> **To do**: Retype the line in which "Decode this image" appears, then every line after it until the records end. Leave out the pictures.

+++ Material provided

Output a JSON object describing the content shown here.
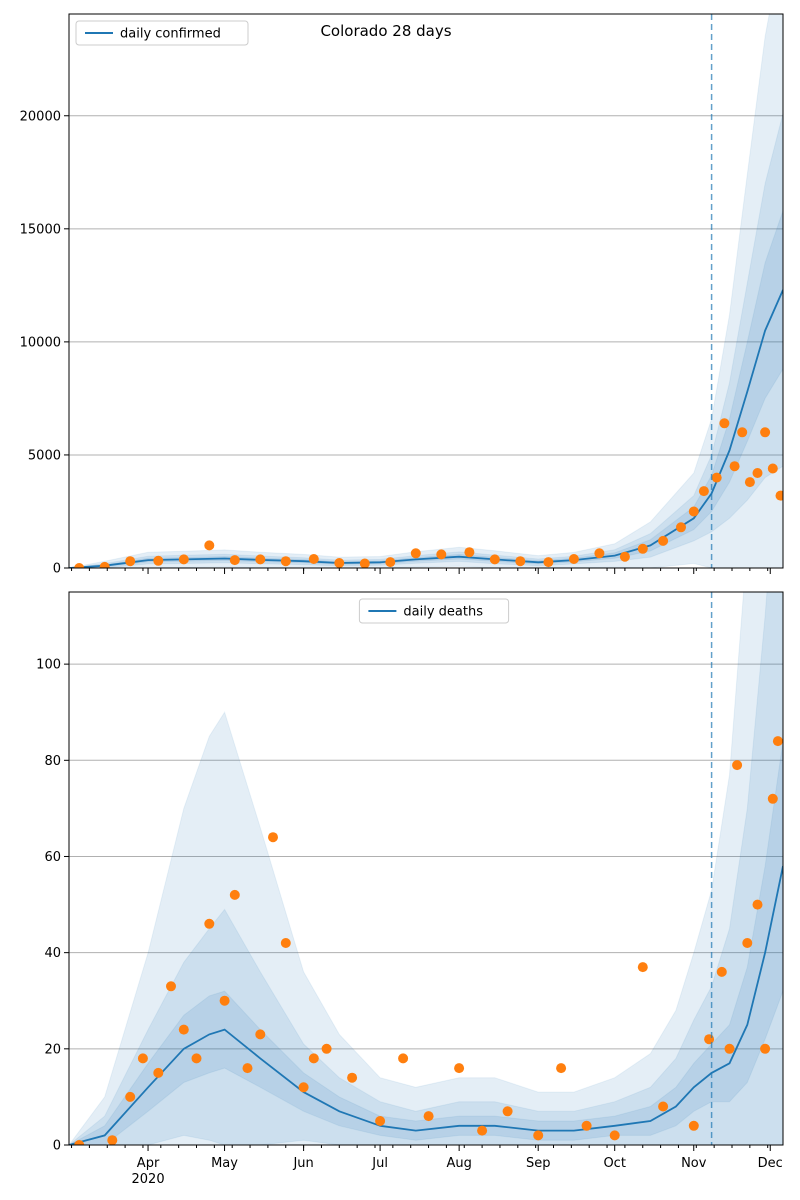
{
  "chart_data": [
    {
      "type": "line",
      "title": "Colorado 28 days",
      "legend": [
        "daily confirmed"
      ],
      "legend_position": "top-left",
      "grid": "y",
      "ylim": [
        0,
        24500
      ],
      "yticks": [
        0,
        5000,
        10000,
        15000,
        20000
      ],
      "xlim": [
        "2020-03-01",
        "2020-12-06"
      ],
      "xticks": [
        {
          "label": "Apr",
          "date": "2020-04-01"
        },
        {
          "label": "May",
          "date": "2020-05-01"
        },
        {
          "label": "Jun",
          "date": "2020-06-01"
        },
        {
          "label": "Jul",
          "date": "2020-07-01"
        },
        {
          "label": "Aug",
          "date": "2020-08-01"
        },
        {
          "label": "Sep",
          "date": "2020-09-01"
        },
        {
          "label": "Oct",
          "date": "2020-10-01"
        },
        {
          "label": "Nov",
          "date": "2020-11-01"
        },
        {
          "label": "Dec",
          "date": "2020-12-01"
        }
      ],
      "year_label": "2020",
      "forecast_start": "2020-11-08",
      "colors": {
        "line": "#1f77b4",
        "points": "#ff7f0e",
        "band": "#1f77b4"
      },
      "series": [
        {
          "name": "daily confirmed",
          "x": [
            "2020-03-01",
            "2020-03-15",
            "2020-04-01",
            "2020-04-15",
            "2020-05-01",
            "2020-05-15",
            "2020-06-01",
            "2020-06-15",
            "2020-07-01",
            "2020-07-15",
            "2020-08-01",
            "2020-08-15",
            "2020-09-01",
            "2020-09-15",
            "2020-10-01",
            "2020-10-15",
            "2020-11-01",
            "2020-11-08",
            "2020-11-15",
            "2020-11-22",
            "2020-11-29",
            "2020-12-06"
          ],
          "values": [
            0,
            100,
            350,
            380,
            420,
            360,
            300,
            220,
            250,
            380,
            500,
            380,
            250,
            350,
            550,
            1000,
            2200,
            3300,
            5200,
            7800,
            10500,
            12300
          ],
          "band_inner_hw": [
            0,
            40,
            80,
            80,
            90,
            80,
            70,
            60,
            60,
            80,
            100,
            90,
            70,
            80,
            120,
            250,
            500,
            800,
            1400,
            2200,
            3000,
            3500
          ],
          "band_mid_hw": [
            0,
            100,
            170,
            180,
            190,
            170,
            150,
            130,
            130,
            170,
            210,
            190,
            150,
            170,
            260,
            520,
            1000,
            1700,
            3000,
            4800,
            6500,
            7800
          ],
          "band_outer_hw": [
            0,
            200,
            350,
            360,
            380,
            340,
            300,
            260,
            260,
            340,
            420,
            380,
            300,
            340,
            520,
            1040,
            2000,
            3300,
            6000,
            9600,
            13000,
            15500
          ]
        },
        {
          "name": "observed",
          "x": [
            "2020-03-05",
            "2020-03-15",
            "2020-03-25",
            "2020-04-05",
            "2020-04-15",
            "2020-04-25",
            "2020-05-05",
            "2020-05-15",
            "2020-05-25",
            "2020-06-05",
            "2020-06-15",
            "2020-06-25",
            "2020-07-05",
            "2020-07-15",
            "2020-07-25",
            "2020-08-05",
            "2020-08-15",
            "2020-08-25",
            "2020-09-05",
            "2020-09-15",
            "2020-09-25",
            "2020-10-05",
            "2020-10-12",
            "2020-10-20",
            "2020-10-27",
            "2020-11-01",
            "2020-11-05",
            "2020-11-10",
            "2020-11-13",
            "2020-11-17",
            "2020-11-20",
            "2020-11-23",
            "2020-11-26",
            "2020-11-29",
            "2020-12-02",
            "2020-12-05"
          ],
          "values": [
            0,
            50,
            300,
            320,
            380,
            1000,
            350,
            380,
            300,
            400,
            220,
            200,
            260,
            650,
            600,
            700,
            380,
            300,
            260,
            400,
            650,
            500,
            850,
            1200,
            1800,
            2500,
            3400,
            4000,
            6400,
            4500,
            6000,
            3800,
            4200,
            6000,
            4400,
            3200
          ]
        }
      ]
    },
    {
      "type": "line",
      "title": "",
      "legend": [
        "daily deaths"
      ],
      "legend_position": "top-center",
      "grid": "y",
      "ylim": [
        0,
        115
      ],
      "yticks": [
        0,
        20,
        40,
        60,
        80,
        100
      ],
      "xlim": [
        "2020-03-01",
        "2020-12-06"
      ],
      "xticks": [
        {
          "label": "Apr",
          "date": "2020-04-01"
        },
        {
          "label": "May",
          "date": "2020-05-01"
        },
        {
          "label": "Jun",
          "date": "2020-06-01"
        },
        {
          "label": "Jul",
          "date": "2020-07-01"
        },
        {
          "label": "Aug",
          "date": "2020-08-01"
        },
        {
          "label": "Sep",
          "date": "2020-09-01"
        },
        {
          "label": "Oct",
          "date": "2020-10-01"
        },
        {
          "label": "Nov",
          "date": "2020-11-01"
        },
        {
          "label": "Dec",
          "date": "2020-12-01"
        }
      ],
      "year_label": "2020",
      "forecast_start": "2020-11-08",
      "colors": {
        "line": "#1f77b4",
        "points": "#ff7f0e",
        "band": "#1f77b4"
      },
      "series": [
        {
          "name": "daily deaths",
          "x": [
            "2020-03-01",
            "2020-03-15",
            "2020-04-01",
            "2020-04-15",
            "2020-04-25",
            "2020-05-01",
            "2020-05-15",
            "2020-06-01",
            "2020-06-15",
            "2020-07-01",
            "2020-07-15",
            "2020-08-01",
            "2020-08-15",
            "2020-09-01",
            "2020-09-15",
            "2020-10-01",
            "2020-10-15",
            "2020-10-25",
            "2020-11-01",
            "2020-11-08",
            "2020-11-15",
            "2020-11-22",
            "2020-11-29",
            "2020-12-06"
          ],
          "values": [
            0,
            2,
            12,
            20,
            23,
            24,
            18,
            11,
            7,
            4,
            3,
            4,
            4,
            3,
            3,
            4,
            5,
            8,
            12,
            15,
            17,
            25,
            40,
            58
          ],
          "band_inner_hw": [
            0,
            2,
            5,
            7,
            8,
            8,
            6,
            4,
            3,
            2,
            2,
            2,
            2,
            2,
            2,
            2,
            3,
            4,
            5,
            6,
            8,
            12,
            18,
            26
          ],
          "band_mid_hw": [
            0,
            4,
            12,
            18,
            22,
            25,
            18,
            10,
            7,
            5,
            4,
            5,
            5,
            4,
            4,
            5,
            7,
            10,
            14,
            18,
            28,
            45,
            70,
            100
          ],
          "band_outer_hw": [
            0,
            8,
            28,
            50,
            62,
            66,
            48,
            25,
            16,
            10,
            9,
            10,
            10,
            8,
            8,
            10,
            14,
            20,
            28,
            38,
            60,
            100,
            150,
            200
          ]
        },
        {
          "name": "observed",
          "x": [
            "2020-03-05",
            "2020-03-18",
            "2020-03-25",
            "2020-03-30",
            "2020-04-05",
            "2020-04-10",
            "2020-04-15",
            "2020-04-20",
            "2020-04-25",
            "2020-05-01",
            "2020-05-05",
            "2020-05-10",
            "2020-05-15",
            "2020-05-20",
            "2020-05-25",
            "2020-06-01",
            "2020-06-05",
            "2020-06-10",
            "2020-06-20",
            "2020-07-01",
            "2020-07-10",
            "2020-07-20",
            "2020-08-01",
            "2020-08-10",
            "2020-08-20",
            "2020-09-01",
            "2020-09-10",
            "2020-09-20",
            "2020-10-01",
            "2020-10-12",
            "2020-10-20",
            "2020-11-01",
            "2020-11-07",
            "2020-11-12",
            "2020-11-15",
            "2020-11-18",
            "2020-11-22",
            "2020-11-26",
            "2020-11-29",
            "2020-12-02",
            "2020-12-04"
          ],
          "values": [
            0,
            1,
            10,
            18,
            15,
            33,
            24,
            18,
            46,
            30,
            52,
            16,
            23,
            64,
            42,
            12,
            18,
            20,
            14,
            5,
            18,
            6,
            16,
            3,
            7,
            2,
            16,
            4,
            2,
            37,
            8,
            4,
            22,
            36,
            20,
            79,
            42,
            50,
            20,
            72,
            84
          ]
        }
      ]
    }
  ]
}
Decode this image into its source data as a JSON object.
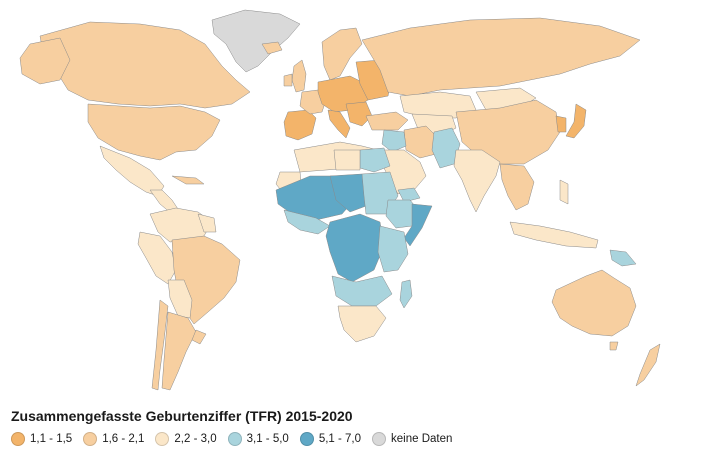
{
  "map": {
    "title": "Zusammengefasste Geburtenziffer (TFR) 2015-2020",
    "colors": {
      "low": "#f3b46a",
      "replacement": "#f7cfa0",
      "mid": "#fbe7c9",
      "high": "#a9d4dd",
      "very_high": "#5fa8c6",
      "no_data": "#d9d9d9",
      "ocean": "#ffffff",
      "border": "#8a8a8a"
    },
    "legend": [
      {
        "label": "1,1 - 1,5",
        "color": "#f3b46a"
      },
      {
        "label": "1,6 - 2,1",
        "color": "#f7cfa0"
      },
      {
        "label": "2,2 - 3,0",
        "color": "#fbe7c9"
      },
      {
        "label": "3,1 - 5,0",
        "color": "#a9d4dd"
      },
      {
        "label": "5,1 - 7,0",
        "color": "#5fa8c6"
      },
      {
        "label": "keine Daten",
        "color": "#d9d9d9"
      }
    ]
  }
}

++++++

> **Written response**:
Decode this image into its source data as a JSON object.
{
  "map": {
    "title": "Zusammengefasste Geburtenziffer (TFR) 2015-2020",
    "colors": {
      "low": "#f3b46a",
      "replacement": "#f7cfa0",
      "mid": "#fbe7c9",
      "high": "#a9d4dd",
      "very_high": "#5fa8c6",
      "no_data": "#d9d9d9",
      "ocean": "#ffffff",
      "border": "#8a8a8a"
    },
    "legend": [
      {
        "label": "1,1 - 1,5",
        "color": "#f3b46a"
      },
      {
        "label": "1,6 - 2,1",
        "color": "#f7cfa0"
      },
      {
        "label": "2,2 - 3,0",
        "color": "#fbe7c9"
      },
      {
        "label": "3,1 - 5,0",
        "color": "#a9d4dd"
      },
      {
        "label": "5,1 - 7,0",
        "color": "#5fa8c6"
      },
      {
        "label": "keine Daten",
        "color": "#d9d9d9"
      }
    ]
  }
}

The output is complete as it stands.